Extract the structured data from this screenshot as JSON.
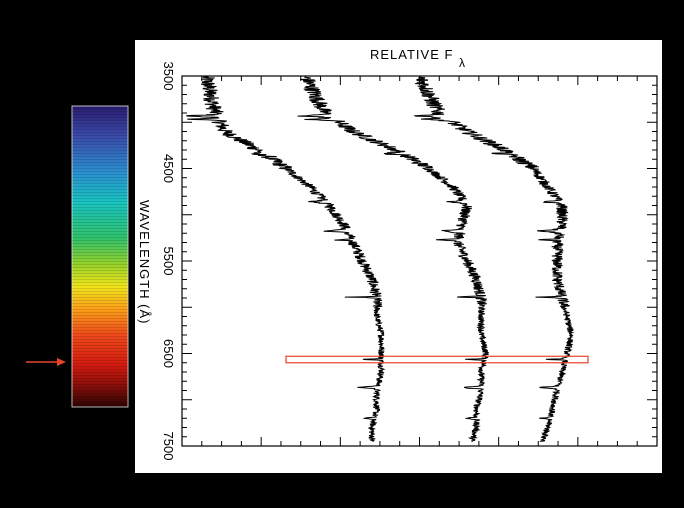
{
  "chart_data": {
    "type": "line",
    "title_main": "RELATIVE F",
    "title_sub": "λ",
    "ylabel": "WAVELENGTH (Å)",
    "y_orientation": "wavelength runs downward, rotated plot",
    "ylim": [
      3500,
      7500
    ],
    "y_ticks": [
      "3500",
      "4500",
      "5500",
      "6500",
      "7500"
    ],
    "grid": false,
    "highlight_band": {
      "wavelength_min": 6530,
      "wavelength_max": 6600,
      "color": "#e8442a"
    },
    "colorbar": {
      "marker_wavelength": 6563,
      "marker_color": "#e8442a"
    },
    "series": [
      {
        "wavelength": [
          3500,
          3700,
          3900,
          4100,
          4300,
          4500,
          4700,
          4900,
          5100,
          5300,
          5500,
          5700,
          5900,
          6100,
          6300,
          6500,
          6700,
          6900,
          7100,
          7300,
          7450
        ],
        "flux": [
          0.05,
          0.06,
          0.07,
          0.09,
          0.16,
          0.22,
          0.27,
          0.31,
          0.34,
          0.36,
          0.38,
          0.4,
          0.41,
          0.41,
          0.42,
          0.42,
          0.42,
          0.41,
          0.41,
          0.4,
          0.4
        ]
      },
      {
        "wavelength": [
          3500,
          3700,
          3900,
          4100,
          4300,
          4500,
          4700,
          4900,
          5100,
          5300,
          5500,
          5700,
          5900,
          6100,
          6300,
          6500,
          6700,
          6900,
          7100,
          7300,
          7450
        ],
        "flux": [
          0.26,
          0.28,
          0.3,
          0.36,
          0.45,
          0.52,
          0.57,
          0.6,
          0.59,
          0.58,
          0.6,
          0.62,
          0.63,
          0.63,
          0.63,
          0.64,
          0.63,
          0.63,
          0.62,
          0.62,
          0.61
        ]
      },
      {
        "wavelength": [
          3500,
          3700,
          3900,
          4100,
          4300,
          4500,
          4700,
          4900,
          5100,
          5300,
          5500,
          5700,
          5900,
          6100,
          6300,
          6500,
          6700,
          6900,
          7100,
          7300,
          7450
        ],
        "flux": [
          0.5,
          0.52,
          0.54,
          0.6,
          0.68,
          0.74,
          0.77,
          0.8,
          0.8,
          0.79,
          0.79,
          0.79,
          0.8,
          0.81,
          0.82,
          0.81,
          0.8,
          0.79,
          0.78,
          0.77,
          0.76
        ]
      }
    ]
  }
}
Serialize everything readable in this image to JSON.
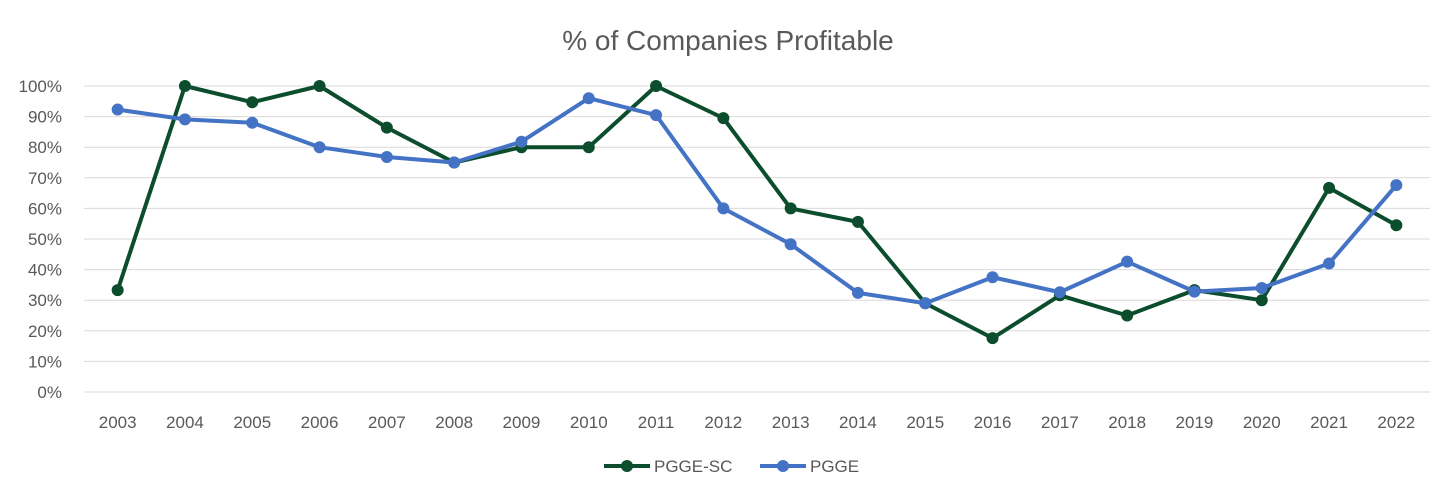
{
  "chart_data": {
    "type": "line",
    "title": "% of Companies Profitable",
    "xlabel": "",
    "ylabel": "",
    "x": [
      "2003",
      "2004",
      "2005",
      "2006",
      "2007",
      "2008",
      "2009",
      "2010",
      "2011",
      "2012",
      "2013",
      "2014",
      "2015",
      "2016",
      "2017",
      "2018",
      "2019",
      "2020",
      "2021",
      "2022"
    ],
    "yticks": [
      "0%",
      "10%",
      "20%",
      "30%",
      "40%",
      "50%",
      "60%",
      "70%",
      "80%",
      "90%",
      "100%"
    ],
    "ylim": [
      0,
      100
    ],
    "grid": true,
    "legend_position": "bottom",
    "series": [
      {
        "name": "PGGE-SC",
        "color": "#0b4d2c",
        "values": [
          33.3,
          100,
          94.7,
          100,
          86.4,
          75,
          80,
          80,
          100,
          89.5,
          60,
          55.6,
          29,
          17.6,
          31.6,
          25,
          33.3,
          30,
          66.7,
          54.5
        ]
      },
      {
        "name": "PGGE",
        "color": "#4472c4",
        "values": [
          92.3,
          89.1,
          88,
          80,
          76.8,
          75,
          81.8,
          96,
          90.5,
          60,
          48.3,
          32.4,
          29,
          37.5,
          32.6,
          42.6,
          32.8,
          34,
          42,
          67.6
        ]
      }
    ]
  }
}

--------

WRITTEN EXERCISE -
Copy all the records above exactly, but leave out the pictures.

WRITTEN ANSWER -
Extract the structured data from this screenshot as JSON.
{
  "chart_data": {
    "type": "line",
    "title_main": "RELATIVE F",
    "title_sub": "λ",
    "ylabel": "WAVELENGTH (Å)",
    "y_orientation": "wavelength runs downward, rotated plot",
    "ylim": [
      3500,
      7500
    ],
    "y_ticks": [
      "3500",
      "4500",
      "5500",
      "6500",
      "7500"
    ],
    "grid": false,
    "highlight_band": {
      "wavelength_min": 6530,
      "wavelength_max": 6600,
      "color": "#e8442a"
    },
    "colorbar": {
      "marker_wavelength": 6563,
      "marker_color": "#e8442a"
    },
    "series": [
      {
        "wavelength": [
          3500,
          3700,
          3900,
          4100,
          4300,
          4500,
          4700,
          4900,
          5100,
          5300,
          5500,
          5700,
          5900,
          6100,
          6300,
          6500,
          6700,
          6900,
          7100,
          7300,
          7450
        ],
        "flux": [
          0.05,
          0.06,
          0.07,
          0.09,
          0.16,
          0.22,
          0.27,
          0.31,
          0.34,
          0.36,
          0.38,
          0.4,
          0.41,
          0.41,
          0.42,
          0.42,
          0.42,
          0.41,
          0.41,
          0.4,
          0.4
        ]
      },
      {
        "wavelength": [
          3500,
          3700,
          3900,
          4100,
          4300,
          4500,
          4700,
          4900,
          5100,
          5300,
          5500,
          5700,
          5900,
          6100,
          6300,
          6500,
          6700,
          6900,
          7100,
          7300,
          7450
        ],
        "flux": [
          0.26,
          0.28,
          0.3,
          0.36,
          0.45,
          0.52,
          0.57,
          0.6,
          0.59,
          0.58,
          0.6,
          0.62,
          0.63,
          0.63,
          0.63,
          0.64,
          0.63,
          0.63,
          0.62,
          0.62,
          0.61
        ]
      },
      {
        "wavelength": [
          3500,
          3700,
          3900,
          4100,
          4300,
          4500,
          4700,
          4900,
          5100,
          5300,
          5500,
          5700,
          5900,
          6100,
          6300,
          6500,
          6700,
          6900,
          7100,
          7300,
          7450
        ],
        "flux": [
          0.5,
          0.52,
          0.54,
          0.6,
          0.68,
          0.74,
          0.77,
          0.8,
          0.8,
          0.79,
          0.79,
          0.79,
          0.8,
          0.81,
          0.82,
          0.81,
          0.8,
          0.79,
          0.78,
          0.77,
          0.76
        ]
      }
    ]
  }
}
Serialize everything readable in this image to JSON.
{
  "chart_data": {
    "type": "line",
    "title": "% of Companies Profitable",
    "xlabel": "",
    "ylabel": "",
    "x": [
      "2003",
      "2004",
      "2005",
      "2006",
      "2007",
      "2008",
      "2009",
      "2010",
      "2011",
      "2012",
      "2013",
      "2014",
      "2015",
      "2016",
      "2017",
      "2018",
      "2019",
      "2020",
      "2021",
      "2022"
    ],
    "yticks": [
      "0%",
      "10%",
      "20%",
      "30%",
      "40%",
      "50%",
      "60%",
      "70%",
      "80%",
      "90%",
      "100%"
    ],
    "ylim": [
      0,
      100
    ],
    "grid": true,
    "legend_position": "bottom",
    "series": [
      {
        "name": "PGGE-SC",
        "color": "#0b4d2c",
        "values": [
          33.3,
          100,
          94.7,
          100,
          86.4,
          75,
          80,
          80,
          100,
          89.5,
          60,
          55.6,
          29,
          17.6,
          31.6,
          25,
          33.3,
          30,
          66.7,
          54.5
        ]
      },
      {
        "name": "PGGE",
        "color": "#4472c4",
        "values": [
          92.3,
          89.1,
          88,
          80,
          76.8,
          75,
          81.8,
          96,
          90.5,
          60,
          48.3,
          32.4,
          29,
          37.5,
          32.6,
          42.6,
          32.8,
          34,
          42,
          67.6
        ]
      }
    ]
  }
}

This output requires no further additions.